* [SUPPLIED MATERIAL]
-=-=-
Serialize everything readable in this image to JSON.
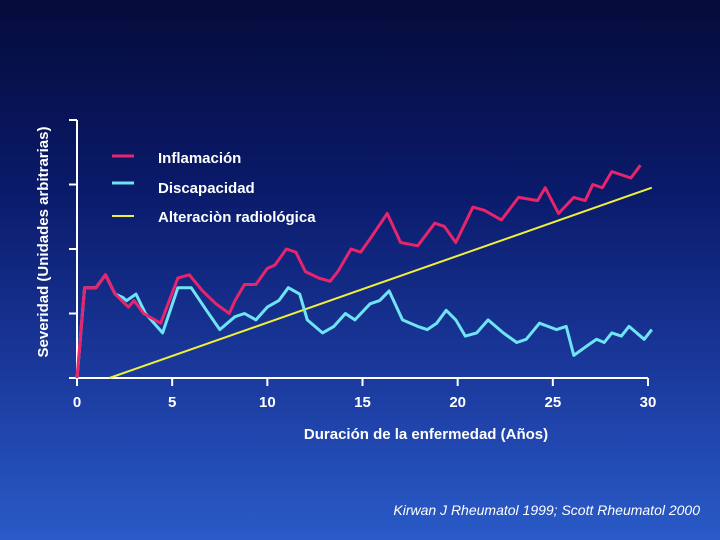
{
  "colors": {
    "inflamacion": "#e8246c",
    "discapacidad": "#6fe4f4",
    "radiologica": "#f0f03a",
    "axis": "#ffffff"
  },
  "source": "Kirwan J Rheumatol 1999; Scott Rheumatol 2000",
  "chart_data": {
    "type": "line",
    "xlabel": "Duración de la enfermedad (Años)",
    "ylabel": "Severidad (Unidades arbitrarias)",
    "xlim": [
      0,
      30
    ],
    "ylim": [
      0,
      4
    ],
    "xticks": [
      "0",
      "5",
      "10",
      "15",
      "20",
      "25",
      "30"
    ],
    "yticks": [
      0,
      1,
      2,
      3,
      4
    ],
    "legend_position": "top-left",
    "series": [
      {
        "name": "Inflamación",
        "color": "#e8246c",
        "points": [
          [
            0,
            0
          ],
          [
            0.4,
            1.4
          ],
          [
            1.0,
            1.4
          ],
          [
            1.5,
            1.6
          ],
          [
            2.0,
            1.3
          ],
          [
            2.7,
            1.1
          ],
          [
            3.0,
            1.2
          ],
          [
            3.5,
            1.0
          ],
          [
            4.4,
            0.85
          ],
          [
            5.3,
            1.55
          ],
          [
            5.9,
            1.6
          ],
          [
            6.6,
            1.35
          ],
          [
            7.3,
            1.15
          ],
          [
            8.0,
            1.0
          ],
          [
            8.3,
            1.2
          ],
          [
            8.8,
            1.45
          ],
          [
            9.4,
            1.45
          ],
          [
            10.0,
            1.7
          ],
          [
            10.4,
            1.75
          ],
          [
            11.0,
            2.0
          ],
          [
            11.5,
            1.95
          ],
          [
            12.0,
            1.65
          ],
          [
            12.7,
            1.55
          ],
          [
            13.3,
            1.5
          ],
          [
            13.7,
            1.65
          ],
          [
            14.4,
            2.0
          ],
          [
            14.9,
            1.95
          ],
          [
            15.5,
            2.2
          ],
          [
            16.3,
            2.55
          ],
          [
            17.0,
            2.1
          ],
          [
            17.9,
            2.05
          ],
          [
            18.8,
            2.4
          ],
          [
            19.3,
            2.35
          ],
          [
            19.9,
            2.1
          ],
          [
            20.8,
            2.65
          ],
          [
            21.4,
            2.6
          ],
          [
            22.3,
            2.45
          ],
          [
            23.2,
            2.8
          ],
          [
            24.2,
            2.75
          ],
          [
            24.6,
            2.95
          ],
          [
            25.3,
            2.55
          ],
          [
            26.1,
            2.8
          ],
          [
            26.7,
            2.75
          ],
          [
            27.1,
            3.0
          ],
          [
            27.6,
            2.95
          ],
          [
            28.1,
            3.2
          ],
          [
            29.1,
            3.1
          ],
          [
            29.6,
            3.3
          ]
        ]
      },
      {
        "name": "Discapacidad",
        "color": "#6fe4f4",
        "points": [
          [
            0,
            0
          ],
          [
            0.4,
            1.4
          ],
          [
            1.0,
            1.4
          ],
          [
            1.5,
            1.6
          ],
          [
            2.0,
            1.3
          ],
          [
            2.4,
            1.25
          ],
          [
            2.6,
            1.2
          ],
          [
            3.1,
            1.3
          ],
          [
            3.6,
            1.0
          ],
          [
            4.5,
            0.7
          ],
          [
            5.3,
            1.4
          ],
          [
            6.0,
            1.4
          ],
          [
            6.8,
            1.05
          ],
          [
            7.5,
            0.75
          ],
          [
            8.3,
            0.95
          ],
          [
            8.8,
            1.0
          ],
          [
            9.4,
            0.9
          ],
          [
            10.0,
            1.1
          ],
          [
            10.6,
            1.2
          ],
          [
            11.1,
            1.4
          ],
          [
            11.7,
            1.3
          ],
          [
            12.1,
            0.9
          ],
          [
            12.9,
            0.7
          ],
          [
            13.5,
            0.8
          ],
          [
            14.1,
            1.0
          ],
          [
            14.6,
            0.9
          ],
          [
            15.4,
            1.15
          ],
          [
            15.9,
            1.2
          ],
          [
            16.4,
            1.35
          ],
          [
            17.1,
            0.9
          ],
          [
            17.9,
            0.8
          ],
          [
            18.4,
            0.75
          ],
          [
            18.9,
            0.85
          ],
          [
            19.4,
            1.05
          ],
          [
            19.9,
            0.9
          ],
          [
            20.4,
            0.65
          ],
          [
            21.0,
            0.7
          ],
          [
            21.6,
            0.9
          ],
          [
            22.4,
            0.7
          ],
          [
            23.1,
            0.55
          ],
          [
            23.6,
            0.6
          ],
          [
            24.3,
            0.85
          ],
          [
            25.2,
            0.75
          ],
          [
            25.7,
            0.8
          ],
          [
            26.1,
            0.35
          ],
          [
            26.8,
            0.5
          ],
          [
            27.3,
            0.6
          ],
          [
            27.7,
            0.55
          ],
          [
            28.1,
            0.7
          ],
          [
            28.6,
            0.65
          ],
          [
            29.0,
            0.8
          ],
          [
            29.8,
            0.6
          ],
          [
            30.2,
            0.75
          ]
        ]
      },
      {
        "name": "Alteraciòn radiológica",
        "color": "#f0f03a",
        "points": [
          [
            1.7,
            0
          ],
          [
            30.2,
            2.95
          ]
        ]
      }
    ]
  }
}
-=-=-
* [DESCRIPTION OF THE TASK]
Reproduce the material in full, word for word, and omit the pictures.

* [RESPONSE FOR THIS EXERCISE]
Serialize everything readable in this image to JSON.
{
  "colors": {
    "inflamacion": "#e8246c",
    "discapacidad": "#6fe4f4",
    "radiologica": "#f0f03a",
    "axis": "#ffffff"
  },
  "source": "Kirwan J Rheumatol 1999; Scott Rheumatol 2000",
  "chart_data": {
    "type": "line",
    "xlabel": "Duración de la enfermedad (Años)",
    "ylabel": "Severidad (Unidades arbitrarias)",
    "xlim": [
      0,
      30
    ],
    "ylim": [
      0,
      4
    ],
    "xticks": [
      "0",
      "5",
      "10",
      "15",
      "20",
      "25",
      "30"
    ],
    "yticks": [
      0,
      1,
      2,
      3,
      4
    ],
    "legend_position": "top-left",
    "series": [
      {
        "name": "Inflamación",
        "color": "#e8246c",
        "points": [
          [
            0,
            0
          ],
          [
            0.4,
            1.4
          ],
          [
            1.0,
            1.4
          ],
          [
            1.5,
            1.6
          ],
          [
            2.0,
            1.3
          ],
          [
            2.7,
            1.1
          ],
          [
            3.0,
            1.2
          ],
          [
            3.5,
            1.0
          ],
          [
            4.4,
            0.85
          ],
          [
            5.3,
            1.55
          ],
          [
            5.9,
            1.6
          ],
          [
            6.6,
            1.35
          ],
          [
            7.3,
            1.15
          ],
          [
            8.0,
            1.0
          ],
          [
            8.3,
            1.2
          ],
          [
            8.8,
            1.45
          ],
          [
            9.4,
            1.45
          ],
          [
            10.0,
            1.7
          ],
          [
            10.4,
            1.75
          ],
          [
            11.0,
            2.0
          ],
          [
            11.5,
            1.95
          ],
          [
            12.0,
            1.65
          ],
          [
            12.7,
            1.55
          ],
          [
            13.3,
            1.5
          ],
          [
            13.7,
            1.65
          ],
          [
            14.4,
            2.0
          ],
          [
            14.9,
            1.95
          ],
          [
            15.5,
            2.2
          ],
          [
            16.3,
            2.55
          ],
          [
            17.0,
            2.1
          ],
          [
            17.9,
            2.05
          ],
          [
            18.8,
            2.4
          ],
          [
            19.3,
            2.35
          ],
          [
            19.9,
            2.1
          ],
          [
            20.8,
            2.65
          ],
          [
            21.4,
            2.6
          ],
          [
            22.3,
            2.45
          ],
          [
            23.2,
            2.8
          ],
          [
            24.2,
            2.75
          ],
          [
            24.6,
            2.95
          ],
          [
            25.3,
            2.55
          ],
          [
            26.1,
            2.8
          ],
          [
            26.7,
            2.75
          ],
          [
            27.1,
            3.0
          ],
          [
            27.6,
            2.95
          ],
          [
            28.1,
            3.2
          ],
          [
            29.1,
            3.1
          ],
          [
            29.6,
            3.3
          ]
        ]
      },
      {
        "name": "Discapacidad",
        "color": "#6fe4f4",
        "points": [
          [
            0,
            0
          ],
          [
            0.4,
            1.4
          ],
          [
            1.0,
            1.4
          ],
          [
            1.5,
            1.6
          ],
          [
            2.0,
            1.3
          ],
          [
            2.4,
            1.25
          ],
          [
            2.6,
            1.2
          ],
          [
            3.1,
            1.3
          ],
          [
            3.6,
            1.0
          ],
          [
            4.5,
            0.7
          ],
          [
            5.3,
            1.4
          ],
          [
            6.0,
            1.4
          ],
          [
            6.8,
            1.05
          ],
          [
            7.5,
            0.75
          ],
          [
            8.3,
            0.95
          ],
          [
            8.8,
            1.0
          ],
          [
            9.4,
            0.9
          ],
          [
            10.0,
            1.1
          ],
          [
            10.6,
            1.2
          ],
          [
            11.1,
            1.4
          ],
          [
            11.7,
            1.3
          ],
          [
            12.1,
            0.9
          ],
          [
            12.9,
            0.7
          ],
          [
            13.5,
            0.8
          ],
          [
            14.1,
            1.0
          ],
          [
            14.6,
            0.9
          ],
          [
            15.4,
            1.15
          ],
          [
            15.9,
            1.2
          ],
          [
            16.4,
            1.35
          ],
          [
            17.1,
            0.9
          ],
          [
            17.9,
            0.8
          ],
          [
            18.4,
            0.75
          ],
          [
            18.9,
            0.85
          ],
          [
            19.4,
            1.05
          ],
          [
            19.9,
            0.9
          ],
          [
            20.4,
            0.65
          ],
          [
            21.0,
            0.7
          ],
          [
            21.6,
            0.9
          ],
          [
            22.4,
            0.7
          ],
          [
            23.1,
            0.55
          ],
          [
            23.6,
            0.6
          ],
          [
            24.3,
            0.85
          ],
          [
            25.2,
            0.75
          ],
          [
            25.7,
            0.8
          ],
          [
            26.1,
            0.35
          ],
          [
            26.8,
            0.5
          ],
          [
            27.3,
            0.6
          ],
          [
            27.7,
            0.55
          ],
          [
            28.1,
            0.7
          ],
          [
            28.6,
            0.65
          ],
          [
            29.0,
            0.8
          ],
          [
            29.8,
            0.6
          ],
          [
            30.2,
            0.75
          ]
        ]
      },
      {
        "name": "Alteraciòn radiológica",
        "color": "#f0f03a",
        "points": [
          [
            1.7,
            0
          ],
          [
            30.2,
            2.95
          ]
        ]
      }
    ]
  }
}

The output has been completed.